#### STATED TASK:
Search the data for the word "projekt". Reproduce every line where it is found.
_ _ _ _ _
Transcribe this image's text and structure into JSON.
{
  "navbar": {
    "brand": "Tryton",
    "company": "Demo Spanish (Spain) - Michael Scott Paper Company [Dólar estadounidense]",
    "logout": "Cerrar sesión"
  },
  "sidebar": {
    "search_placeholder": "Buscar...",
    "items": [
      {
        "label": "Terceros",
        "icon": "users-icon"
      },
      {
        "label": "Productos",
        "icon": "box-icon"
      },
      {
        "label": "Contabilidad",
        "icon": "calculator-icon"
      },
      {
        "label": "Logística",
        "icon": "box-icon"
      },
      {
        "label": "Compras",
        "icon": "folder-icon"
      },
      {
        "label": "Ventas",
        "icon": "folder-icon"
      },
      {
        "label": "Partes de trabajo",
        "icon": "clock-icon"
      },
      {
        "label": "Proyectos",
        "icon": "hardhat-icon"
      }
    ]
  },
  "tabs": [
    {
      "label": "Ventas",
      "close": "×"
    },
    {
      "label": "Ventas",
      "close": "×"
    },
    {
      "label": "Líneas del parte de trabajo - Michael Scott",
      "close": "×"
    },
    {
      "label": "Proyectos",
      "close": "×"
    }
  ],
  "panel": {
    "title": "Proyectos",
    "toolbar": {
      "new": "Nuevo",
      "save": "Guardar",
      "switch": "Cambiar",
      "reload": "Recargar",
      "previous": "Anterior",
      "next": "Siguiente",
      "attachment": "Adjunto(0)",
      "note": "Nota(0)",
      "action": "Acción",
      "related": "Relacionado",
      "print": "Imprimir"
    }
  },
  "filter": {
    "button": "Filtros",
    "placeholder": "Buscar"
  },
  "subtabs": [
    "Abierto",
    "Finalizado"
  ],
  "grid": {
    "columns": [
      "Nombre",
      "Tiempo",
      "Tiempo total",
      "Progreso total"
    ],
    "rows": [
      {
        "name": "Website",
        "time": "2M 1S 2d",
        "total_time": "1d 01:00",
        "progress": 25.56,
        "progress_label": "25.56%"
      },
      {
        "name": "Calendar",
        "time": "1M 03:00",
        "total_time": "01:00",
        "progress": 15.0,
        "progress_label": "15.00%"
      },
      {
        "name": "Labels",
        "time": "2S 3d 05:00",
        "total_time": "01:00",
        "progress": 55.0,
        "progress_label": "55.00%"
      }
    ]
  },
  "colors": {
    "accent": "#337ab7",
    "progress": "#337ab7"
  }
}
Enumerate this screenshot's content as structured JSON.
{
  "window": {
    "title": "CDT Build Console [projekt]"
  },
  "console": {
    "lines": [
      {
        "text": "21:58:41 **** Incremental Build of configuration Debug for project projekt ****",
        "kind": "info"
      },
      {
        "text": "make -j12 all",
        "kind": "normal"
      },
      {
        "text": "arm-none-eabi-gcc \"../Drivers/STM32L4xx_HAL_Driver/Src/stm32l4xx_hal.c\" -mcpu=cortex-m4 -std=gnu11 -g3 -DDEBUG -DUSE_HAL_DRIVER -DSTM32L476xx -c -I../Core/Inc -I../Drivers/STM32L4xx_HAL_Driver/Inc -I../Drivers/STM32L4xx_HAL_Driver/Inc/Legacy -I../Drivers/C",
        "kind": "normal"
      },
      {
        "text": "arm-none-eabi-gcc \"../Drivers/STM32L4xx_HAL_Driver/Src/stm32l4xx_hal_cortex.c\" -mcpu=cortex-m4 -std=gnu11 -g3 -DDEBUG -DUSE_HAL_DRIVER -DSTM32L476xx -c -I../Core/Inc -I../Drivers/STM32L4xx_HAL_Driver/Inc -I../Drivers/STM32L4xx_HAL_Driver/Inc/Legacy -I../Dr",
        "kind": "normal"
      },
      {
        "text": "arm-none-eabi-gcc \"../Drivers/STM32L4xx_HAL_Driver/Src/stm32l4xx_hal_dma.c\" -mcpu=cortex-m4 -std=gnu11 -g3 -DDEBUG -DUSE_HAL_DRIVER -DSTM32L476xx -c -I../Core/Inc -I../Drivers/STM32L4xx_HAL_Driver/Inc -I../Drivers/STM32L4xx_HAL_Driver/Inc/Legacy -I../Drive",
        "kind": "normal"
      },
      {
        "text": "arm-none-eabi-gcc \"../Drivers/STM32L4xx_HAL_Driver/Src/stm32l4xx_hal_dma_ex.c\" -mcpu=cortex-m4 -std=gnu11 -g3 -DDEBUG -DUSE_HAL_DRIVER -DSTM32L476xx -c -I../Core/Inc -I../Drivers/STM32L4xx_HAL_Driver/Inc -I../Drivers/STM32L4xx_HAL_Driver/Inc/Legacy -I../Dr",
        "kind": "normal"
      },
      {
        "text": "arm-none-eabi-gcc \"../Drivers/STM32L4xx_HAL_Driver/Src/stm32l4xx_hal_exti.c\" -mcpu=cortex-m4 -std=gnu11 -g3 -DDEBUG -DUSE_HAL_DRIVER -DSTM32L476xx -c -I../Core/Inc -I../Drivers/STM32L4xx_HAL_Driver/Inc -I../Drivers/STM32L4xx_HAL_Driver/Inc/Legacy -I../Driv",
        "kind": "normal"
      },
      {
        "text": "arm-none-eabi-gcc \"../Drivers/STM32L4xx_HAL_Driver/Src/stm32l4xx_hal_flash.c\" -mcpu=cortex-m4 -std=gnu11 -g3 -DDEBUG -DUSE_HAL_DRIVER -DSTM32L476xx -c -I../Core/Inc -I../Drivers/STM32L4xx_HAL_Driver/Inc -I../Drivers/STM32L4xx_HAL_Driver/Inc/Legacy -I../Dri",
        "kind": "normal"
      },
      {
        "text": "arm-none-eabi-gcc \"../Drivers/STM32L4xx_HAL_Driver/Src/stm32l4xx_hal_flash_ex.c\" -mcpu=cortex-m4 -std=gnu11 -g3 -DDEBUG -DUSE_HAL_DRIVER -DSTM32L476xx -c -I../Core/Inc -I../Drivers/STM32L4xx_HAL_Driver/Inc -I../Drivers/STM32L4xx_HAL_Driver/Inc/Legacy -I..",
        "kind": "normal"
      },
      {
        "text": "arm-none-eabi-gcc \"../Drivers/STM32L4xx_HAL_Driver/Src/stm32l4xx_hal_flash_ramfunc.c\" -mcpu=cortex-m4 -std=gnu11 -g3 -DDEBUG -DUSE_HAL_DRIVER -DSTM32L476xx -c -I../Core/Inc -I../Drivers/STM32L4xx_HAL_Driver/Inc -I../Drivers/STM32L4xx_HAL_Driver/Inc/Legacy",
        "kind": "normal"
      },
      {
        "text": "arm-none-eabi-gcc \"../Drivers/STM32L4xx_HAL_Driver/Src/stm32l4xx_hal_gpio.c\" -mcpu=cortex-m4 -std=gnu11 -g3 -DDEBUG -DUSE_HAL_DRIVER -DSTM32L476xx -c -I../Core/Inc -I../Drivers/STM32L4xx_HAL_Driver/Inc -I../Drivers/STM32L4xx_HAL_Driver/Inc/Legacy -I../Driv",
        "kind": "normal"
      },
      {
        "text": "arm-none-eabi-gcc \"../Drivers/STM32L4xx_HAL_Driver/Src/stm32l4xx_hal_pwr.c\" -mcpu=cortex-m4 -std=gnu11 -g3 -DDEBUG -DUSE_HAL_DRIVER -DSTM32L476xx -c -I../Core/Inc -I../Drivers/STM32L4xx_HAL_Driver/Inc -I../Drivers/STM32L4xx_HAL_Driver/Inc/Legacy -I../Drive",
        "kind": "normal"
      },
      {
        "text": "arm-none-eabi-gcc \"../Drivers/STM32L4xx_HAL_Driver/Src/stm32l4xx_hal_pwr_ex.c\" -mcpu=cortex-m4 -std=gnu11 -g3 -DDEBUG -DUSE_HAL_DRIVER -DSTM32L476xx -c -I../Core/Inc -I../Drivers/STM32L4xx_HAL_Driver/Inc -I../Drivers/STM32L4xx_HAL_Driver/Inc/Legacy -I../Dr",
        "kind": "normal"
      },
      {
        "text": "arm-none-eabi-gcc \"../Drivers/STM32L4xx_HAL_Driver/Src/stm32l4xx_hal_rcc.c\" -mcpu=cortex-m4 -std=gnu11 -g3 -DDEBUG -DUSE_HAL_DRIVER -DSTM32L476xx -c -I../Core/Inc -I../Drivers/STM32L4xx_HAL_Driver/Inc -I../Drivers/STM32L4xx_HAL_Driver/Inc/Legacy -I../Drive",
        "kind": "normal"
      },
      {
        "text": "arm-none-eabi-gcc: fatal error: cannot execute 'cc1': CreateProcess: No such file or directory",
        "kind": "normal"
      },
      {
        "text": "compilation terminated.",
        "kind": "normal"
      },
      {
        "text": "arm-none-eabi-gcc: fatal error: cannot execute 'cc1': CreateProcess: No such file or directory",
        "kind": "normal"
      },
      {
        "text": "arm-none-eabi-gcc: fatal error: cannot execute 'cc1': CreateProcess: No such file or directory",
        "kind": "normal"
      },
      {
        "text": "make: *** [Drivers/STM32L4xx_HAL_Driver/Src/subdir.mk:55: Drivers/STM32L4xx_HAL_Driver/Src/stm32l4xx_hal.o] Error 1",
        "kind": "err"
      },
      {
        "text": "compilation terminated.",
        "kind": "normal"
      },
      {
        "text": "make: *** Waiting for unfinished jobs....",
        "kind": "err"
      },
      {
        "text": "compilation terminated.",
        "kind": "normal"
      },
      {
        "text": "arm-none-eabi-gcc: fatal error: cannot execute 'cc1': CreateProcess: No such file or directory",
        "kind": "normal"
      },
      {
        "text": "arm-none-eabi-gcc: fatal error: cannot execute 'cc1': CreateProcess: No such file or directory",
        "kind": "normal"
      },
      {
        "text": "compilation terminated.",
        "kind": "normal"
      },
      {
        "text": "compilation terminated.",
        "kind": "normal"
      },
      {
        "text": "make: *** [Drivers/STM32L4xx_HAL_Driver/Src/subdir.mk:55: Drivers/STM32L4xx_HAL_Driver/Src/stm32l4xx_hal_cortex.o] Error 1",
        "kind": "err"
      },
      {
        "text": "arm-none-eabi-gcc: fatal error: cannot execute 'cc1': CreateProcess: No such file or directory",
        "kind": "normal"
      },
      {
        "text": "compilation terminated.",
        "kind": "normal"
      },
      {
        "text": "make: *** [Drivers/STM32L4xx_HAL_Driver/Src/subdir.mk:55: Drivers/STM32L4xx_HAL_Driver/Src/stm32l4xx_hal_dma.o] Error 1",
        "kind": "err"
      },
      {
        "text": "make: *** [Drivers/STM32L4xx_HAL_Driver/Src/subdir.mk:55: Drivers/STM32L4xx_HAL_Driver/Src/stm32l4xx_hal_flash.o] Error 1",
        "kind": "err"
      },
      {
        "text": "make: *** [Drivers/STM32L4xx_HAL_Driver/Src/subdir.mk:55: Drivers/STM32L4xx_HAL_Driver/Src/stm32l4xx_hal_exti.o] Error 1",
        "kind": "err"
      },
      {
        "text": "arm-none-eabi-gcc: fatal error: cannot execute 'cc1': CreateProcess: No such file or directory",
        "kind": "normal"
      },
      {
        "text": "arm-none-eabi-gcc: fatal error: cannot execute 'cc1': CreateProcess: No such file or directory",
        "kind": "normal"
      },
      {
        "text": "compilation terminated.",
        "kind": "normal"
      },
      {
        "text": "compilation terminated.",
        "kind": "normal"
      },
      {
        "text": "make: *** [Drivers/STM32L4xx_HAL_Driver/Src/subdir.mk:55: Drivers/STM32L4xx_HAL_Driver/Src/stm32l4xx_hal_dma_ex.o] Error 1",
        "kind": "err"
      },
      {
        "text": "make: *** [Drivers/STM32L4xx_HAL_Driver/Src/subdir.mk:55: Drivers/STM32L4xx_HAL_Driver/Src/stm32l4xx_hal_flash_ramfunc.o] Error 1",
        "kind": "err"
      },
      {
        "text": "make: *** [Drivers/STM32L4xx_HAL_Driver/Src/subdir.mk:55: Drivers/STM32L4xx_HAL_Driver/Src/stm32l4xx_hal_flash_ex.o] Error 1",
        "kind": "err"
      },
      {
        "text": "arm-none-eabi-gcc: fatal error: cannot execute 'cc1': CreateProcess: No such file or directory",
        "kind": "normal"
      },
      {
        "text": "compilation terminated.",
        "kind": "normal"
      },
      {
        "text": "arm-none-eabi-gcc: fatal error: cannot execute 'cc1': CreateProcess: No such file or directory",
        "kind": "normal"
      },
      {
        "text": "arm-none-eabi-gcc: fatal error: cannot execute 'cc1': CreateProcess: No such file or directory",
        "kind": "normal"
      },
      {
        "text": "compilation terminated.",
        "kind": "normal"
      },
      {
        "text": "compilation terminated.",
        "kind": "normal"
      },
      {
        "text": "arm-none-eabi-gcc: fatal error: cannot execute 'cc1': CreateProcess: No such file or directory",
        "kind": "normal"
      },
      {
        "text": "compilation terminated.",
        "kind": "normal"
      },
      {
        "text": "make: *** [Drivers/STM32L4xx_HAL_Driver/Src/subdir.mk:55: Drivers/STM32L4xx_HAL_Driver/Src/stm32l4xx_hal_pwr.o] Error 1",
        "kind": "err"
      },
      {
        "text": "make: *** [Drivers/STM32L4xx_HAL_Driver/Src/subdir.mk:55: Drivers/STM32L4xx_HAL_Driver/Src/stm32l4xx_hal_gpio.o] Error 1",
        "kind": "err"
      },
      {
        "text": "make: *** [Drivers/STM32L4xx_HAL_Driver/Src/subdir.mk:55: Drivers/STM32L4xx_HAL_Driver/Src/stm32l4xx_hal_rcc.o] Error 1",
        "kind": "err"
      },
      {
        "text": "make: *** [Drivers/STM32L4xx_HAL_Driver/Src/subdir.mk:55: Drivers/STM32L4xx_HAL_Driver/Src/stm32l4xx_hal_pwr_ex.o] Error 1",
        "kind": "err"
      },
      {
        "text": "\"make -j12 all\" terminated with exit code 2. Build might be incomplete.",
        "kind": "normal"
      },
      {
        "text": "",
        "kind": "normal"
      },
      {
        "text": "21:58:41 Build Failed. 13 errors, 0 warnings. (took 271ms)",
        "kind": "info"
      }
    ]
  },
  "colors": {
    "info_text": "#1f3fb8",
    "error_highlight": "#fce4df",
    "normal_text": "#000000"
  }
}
_ _ _ _ _
#### COMPLETE RESPONSE:
    "title": "CDT Build Console [projekt]"
        "text": "21:58:41 **** Incremental Build of configuration Debug for project projekt ****",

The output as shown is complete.